What is asked: Only lines holding the string "Strong" are wanted; copy each one from the material.
=== Supplied data ===
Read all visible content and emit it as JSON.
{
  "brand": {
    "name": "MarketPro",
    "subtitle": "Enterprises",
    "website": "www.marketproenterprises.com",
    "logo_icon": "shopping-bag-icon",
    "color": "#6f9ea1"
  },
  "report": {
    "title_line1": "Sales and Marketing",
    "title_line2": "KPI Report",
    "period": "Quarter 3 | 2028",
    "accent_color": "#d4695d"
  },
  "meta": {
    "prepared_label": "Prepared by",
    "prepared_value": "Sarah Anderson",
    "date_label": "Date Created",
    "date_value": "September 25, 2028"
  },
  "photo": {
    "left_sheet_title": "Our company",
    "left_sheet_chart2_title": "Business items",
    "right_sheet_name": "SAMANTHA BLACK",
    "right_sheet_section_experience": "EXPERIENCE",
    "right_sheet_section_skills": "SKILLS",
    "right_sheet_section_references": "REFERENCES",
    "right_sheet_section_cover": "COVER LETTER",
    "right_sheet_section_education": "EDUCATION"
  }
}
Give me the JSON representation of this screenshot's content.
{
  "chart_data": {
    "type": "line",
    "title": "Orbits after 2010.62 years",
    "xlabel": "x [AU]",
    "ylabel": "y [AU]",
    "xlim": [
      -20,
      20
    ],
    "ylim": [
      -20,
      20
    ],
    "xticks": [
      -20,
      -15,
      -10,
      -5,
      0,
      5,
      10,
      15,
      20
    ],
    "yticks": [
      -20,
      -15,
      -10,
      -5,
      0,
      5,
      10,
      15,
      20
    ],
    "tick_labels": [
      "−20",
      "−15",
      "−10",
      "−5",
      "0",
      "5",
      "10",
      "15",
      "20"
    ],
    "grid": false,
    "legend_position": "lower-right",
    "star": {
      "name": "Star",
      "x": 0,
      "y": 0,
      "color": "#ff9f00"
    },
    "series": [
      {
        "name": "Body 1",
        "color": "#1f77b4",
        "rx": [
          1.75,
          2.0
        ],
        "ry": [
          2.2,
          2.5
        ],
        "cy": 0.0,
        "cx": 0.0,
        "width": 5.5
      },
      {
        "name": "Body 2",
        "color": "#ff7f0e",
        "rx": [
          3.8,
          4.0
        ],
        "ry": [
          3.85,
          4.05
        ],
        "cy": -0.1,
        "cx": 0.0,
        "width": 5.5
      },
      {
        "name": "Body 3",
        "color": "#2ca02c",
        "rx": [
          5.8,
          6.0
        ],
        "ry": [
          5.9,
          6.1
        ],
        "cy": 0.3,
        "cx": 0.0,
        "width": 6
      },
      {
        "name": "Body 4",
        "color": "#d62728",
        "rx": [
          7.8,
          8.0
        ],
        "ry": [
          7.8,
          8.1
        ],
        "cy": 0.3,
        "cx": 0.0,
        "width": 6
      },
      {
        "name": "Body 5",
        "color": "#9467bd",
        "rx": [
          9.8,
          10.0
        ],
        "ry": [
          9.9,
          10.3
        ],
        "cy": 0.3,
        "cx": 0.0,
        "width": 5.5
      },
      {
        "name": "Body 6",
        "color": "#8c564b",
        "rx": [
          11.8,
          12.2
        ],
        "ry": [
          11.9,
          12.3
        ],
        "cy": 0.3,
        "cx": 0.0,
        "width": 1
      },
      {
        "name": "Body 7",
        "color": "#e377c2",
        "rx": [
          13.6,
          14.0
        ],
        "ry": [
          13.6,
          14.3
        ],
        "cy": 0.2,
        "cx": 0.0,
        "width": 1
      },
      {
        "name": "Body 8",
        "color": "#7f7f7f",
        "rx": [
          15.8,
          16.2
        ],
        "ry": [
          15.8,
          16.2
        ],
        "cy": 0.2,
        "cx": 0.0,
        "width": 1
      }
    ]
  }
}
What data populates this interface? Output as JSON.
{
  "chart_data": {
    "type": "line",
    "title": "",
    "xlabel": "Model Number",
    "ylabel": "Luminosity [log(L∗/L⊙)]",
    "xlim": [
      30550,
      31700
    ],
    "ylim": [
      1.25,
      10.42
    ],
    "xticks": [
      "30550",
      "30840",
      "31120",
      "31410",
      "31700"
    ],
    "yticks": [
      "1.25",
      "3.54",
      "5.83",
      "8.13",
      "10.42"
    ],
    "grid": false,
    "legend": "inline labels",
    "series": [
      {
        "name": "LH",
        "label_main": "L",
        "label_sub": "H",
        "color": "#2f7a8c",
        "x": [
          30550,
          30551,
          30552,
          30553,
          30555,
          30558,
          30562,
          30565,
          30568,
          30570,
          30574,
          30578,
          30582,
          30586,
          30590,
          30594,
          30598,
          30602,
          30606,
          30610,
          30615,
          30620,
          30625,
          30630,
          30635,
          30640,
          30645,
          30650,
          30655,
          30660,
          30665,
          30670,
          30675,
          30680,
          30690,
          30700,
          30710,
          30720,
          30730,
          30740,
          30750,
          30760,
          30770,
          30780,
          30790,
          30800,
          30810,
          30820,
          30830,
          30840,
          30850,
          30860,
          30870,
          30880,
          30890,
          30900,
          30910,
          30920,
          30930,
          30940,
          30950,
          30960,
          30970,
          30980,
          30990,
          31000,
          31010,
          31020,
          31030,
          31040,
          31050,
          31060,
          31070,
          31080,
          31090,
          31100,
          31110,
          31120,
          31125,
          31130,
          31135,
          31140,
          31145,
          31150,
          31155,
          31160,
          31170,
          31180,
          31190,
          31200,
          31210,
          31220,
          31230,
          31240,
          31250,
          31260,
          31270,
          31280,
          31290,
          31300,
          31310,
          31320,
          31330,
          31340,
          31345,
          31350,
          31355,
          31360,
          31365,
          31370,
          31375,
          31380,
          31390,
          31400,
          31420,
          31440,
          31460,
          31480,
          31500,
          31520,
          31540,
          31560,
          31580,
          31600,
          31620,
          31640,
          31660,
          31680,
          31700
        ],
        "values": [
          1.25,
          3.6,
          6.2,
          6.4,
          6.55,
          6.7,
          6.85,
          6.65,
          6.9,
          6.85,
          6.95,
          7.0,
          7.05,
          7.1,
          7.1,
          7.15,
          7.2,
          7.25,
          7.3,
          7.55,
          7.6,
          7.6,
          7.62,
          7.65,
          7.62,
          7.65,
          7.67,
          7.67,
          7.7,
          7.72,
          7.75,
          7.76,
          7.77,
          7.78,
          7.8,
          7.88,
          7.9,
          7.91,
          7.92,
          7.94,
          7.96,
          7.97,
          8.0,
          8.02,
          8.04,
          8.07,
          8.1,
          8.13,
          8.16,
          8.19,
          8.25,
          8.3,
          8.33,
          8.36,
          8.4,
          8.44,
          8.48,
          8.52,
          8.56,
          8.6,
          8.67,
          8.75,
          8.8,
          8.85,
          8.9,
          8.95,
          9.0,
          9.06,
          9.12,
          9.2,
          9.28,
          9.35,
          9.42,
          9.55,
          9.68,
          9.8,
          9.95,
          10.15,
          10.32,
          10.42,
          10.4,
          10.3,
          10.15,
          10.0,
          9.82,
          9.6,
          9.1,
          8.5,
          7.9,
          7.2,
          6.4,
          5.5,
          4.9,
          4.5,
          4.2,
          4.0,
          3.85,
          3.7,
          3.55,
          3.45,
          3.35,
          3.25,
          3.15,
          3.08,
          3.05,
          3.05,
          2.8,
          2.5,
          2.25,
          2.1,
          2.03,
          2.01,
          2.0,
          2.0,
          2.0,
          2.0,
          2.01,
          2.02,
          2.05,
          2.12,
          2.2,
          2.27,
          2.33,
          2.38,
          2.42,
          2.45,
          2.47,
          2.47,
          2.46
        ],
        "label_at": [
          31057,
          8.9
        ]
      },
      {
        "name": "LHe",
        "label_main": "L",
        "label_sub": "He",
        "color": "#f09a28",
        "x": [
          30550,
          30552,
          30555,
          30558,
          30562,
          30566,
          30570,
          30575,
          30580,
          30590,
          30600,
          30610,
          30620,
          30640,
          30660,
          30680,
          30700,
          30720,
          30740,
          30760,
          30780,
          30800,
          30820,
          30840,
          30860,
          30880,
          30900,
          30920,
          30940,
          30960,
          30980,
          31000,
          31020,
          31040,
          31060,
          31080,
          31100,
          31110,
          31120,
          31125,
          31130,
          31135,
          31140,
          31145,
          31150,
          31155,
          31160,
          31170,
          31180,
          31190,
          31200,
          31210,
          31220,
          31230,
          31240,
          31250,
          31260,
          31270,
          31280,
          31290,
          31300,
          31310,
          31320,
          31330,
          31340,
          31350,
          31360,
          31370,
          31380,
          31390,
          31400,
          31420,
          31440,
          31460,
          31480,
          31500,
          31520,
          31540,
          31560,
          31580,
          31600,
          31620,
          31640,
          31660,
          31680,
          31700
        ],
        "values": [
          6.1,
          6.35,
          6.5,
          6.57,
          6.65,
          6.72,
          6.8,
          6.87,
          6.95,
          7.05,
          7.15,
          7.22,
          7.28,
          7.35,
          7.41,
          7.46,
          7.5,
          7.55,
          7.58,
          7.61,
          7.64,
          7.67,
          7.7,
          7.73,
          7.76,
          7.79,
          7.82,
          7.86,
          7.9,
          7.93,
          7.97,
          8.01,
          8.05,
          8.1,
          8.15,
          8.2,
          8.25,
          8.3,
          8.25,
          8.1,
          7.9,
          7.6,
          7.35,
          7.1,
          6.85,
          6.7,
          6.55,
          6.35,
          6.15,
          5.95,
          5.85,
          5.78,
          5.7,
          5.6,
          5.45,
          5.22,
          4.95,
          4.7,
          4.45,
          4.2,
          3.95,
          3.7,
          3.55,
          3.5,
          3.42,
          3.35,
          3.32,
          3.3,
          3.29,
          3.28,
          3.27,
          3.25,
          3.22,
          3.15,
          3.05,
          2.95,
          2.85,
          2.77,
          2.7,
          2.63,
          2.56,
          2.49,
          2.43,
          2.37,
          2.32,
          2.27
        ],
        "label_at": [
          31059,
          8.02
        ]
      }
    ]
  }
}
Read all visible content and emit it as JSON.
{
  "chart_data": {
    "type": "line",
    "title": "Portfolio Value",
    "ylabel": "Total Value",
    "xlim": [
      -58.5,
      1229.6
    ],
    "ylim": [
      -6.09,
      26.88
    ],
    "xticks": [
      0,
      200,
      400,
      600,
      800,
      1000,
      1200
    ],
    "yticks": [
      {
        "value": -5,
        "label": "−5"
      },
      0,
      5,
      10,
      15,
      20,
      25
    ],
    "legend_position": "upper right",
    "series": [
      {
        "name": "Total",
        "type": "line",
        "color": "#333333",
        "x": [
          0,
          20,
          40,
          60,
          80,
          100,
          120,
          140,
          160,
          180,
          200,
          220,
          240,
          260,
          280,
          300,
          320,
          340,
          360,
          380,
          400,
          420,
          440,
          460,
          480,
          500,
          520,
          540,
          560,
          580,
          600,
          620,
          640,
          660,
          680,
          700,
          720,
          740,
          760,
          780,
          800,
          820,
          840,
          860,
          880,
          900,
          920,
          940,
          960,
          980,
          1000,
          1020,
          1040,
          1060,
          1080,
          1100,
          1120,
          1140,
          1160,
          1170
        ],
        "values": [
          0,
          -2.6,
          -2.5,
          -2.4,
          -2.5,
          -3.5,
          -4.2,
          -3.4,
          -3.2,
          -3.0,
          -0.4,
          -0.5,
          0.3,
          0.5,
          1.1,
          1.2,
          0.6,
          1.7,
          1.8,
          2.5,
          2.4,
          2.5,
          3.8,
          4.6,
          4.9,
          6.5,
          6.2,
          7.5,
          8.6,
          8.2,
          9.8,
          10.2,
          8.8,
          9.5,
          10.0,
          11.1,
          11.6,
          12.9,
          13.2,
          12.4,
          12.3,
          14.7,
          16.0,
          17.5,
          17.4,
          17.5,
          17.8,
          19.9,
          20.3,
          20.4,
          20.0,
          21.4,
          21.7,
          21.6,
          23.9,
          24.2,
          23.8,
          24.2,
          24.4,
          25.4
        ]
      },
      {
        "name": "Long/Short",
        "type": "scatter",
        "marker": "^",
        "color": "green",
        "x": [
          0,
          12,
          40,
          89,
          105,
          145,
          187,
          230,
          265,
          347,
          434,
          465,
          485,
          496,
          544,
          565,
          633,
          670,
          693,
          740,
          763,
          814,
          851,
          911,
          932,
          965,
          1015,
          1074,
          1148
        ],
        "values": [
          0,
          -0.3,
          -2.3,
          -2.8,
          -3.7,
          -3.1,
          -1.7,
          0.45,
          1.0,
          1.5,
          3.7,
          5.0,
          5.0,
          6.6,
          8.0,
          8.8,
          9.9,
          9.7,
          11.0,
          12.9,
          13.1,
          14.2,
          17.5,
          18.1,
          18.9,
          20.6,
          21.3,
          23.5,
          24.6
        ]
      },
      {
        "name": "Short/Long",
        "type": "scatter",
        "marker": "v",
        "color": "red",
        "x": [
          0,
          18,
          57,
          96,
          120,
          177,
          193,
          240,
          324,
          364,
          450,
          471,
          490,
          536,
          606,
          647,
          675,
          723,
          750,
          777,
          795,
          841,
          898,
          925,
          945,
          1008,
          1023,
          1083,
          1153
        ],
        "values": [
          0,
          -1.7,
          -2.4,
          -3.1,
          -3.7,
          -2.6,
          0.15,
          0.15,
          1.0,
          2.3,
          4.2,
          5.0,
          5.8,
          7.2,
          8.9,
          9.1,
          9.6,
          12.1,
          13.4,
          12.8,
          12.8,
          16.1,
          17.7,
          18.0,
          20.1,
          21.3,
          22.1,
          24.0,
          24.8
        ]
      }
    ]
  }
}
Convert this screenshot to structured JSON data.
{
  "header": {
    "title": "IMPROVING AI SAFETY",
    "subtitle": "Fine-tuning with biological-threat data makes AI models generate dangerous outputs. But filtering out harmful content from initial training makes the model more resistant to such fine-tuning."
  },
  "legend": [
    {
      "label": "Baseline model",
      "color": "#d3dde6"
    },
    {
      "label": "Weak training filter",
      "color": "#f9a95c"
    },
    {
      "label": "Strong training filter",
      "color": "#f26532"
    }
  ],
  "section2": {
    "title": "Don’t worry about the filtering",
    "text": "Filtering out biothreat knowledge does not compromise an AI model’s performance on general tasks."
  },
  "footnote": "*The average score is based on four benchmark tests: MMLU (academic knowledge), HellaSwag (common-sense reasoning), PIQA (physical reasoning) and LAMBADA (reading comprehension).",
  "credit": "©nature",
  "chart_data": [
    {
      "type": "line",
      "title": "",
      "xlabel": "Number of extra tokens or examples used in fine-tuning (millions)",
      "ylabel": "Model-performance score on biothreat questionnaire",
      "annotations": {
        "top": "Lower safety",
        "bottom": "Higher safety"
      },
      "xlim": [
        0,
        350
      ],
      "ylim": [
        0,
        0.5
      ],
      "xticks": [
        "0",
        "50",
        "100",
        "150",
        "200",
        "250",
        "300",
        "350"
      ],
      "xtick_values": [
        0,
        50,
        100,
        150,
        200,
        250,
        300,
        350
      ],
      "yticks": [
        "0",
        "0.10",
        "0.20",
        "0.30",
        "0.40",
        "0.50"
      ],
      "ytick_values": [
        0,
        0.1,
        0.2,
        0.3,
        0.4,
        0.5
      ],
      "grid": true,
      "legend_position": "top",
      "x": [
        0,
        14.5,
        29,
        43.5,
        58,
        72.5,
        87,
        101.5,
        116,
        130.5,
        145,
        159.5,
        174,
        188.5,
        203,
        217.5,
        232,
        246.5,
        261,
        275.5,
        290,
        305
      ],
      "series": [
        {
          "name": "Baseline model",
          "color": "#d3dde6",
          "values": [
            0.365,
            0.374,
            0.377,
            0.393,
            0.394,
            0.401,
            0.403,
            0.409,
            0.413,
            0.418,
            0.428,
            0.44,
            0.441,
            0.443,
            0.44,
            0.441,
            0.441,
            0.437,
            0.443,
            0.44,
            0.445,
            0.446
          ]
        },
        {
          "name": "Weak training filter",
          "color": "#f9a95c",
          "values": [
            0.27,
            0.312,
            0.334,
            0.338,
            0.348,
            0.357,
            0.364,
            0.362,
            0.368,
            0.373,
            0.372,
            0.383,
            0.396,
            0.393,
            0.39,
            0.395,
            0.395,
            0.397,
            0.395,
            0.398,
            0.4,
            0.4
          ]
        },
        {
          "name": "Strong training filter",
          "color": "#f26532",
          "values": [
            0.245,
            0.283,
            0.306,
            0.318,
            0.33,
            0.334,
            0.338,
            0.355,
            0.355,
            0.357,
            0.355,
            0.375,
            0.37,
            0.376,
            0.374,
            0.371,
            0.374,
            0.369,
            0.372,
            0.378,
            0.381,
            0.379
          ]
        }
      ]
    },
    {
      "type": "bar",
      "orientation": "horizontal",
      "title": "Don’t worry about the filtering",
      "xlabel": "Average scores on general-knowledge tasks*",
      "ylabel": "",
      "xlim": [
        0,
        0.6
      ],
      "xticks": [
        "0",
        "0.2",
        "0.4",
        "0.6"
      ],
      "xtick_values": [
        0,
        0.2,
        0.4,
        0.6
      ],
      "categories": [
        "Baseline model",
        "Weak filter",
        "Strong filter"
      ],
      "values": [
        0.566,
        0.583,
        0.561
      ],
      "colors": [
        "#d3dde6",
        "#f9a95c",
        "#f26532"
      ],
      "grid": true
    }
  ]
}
===
Response to this task:
      "label": "Strong training filter",
          "name": "Strong training filter",
        "Strong filter"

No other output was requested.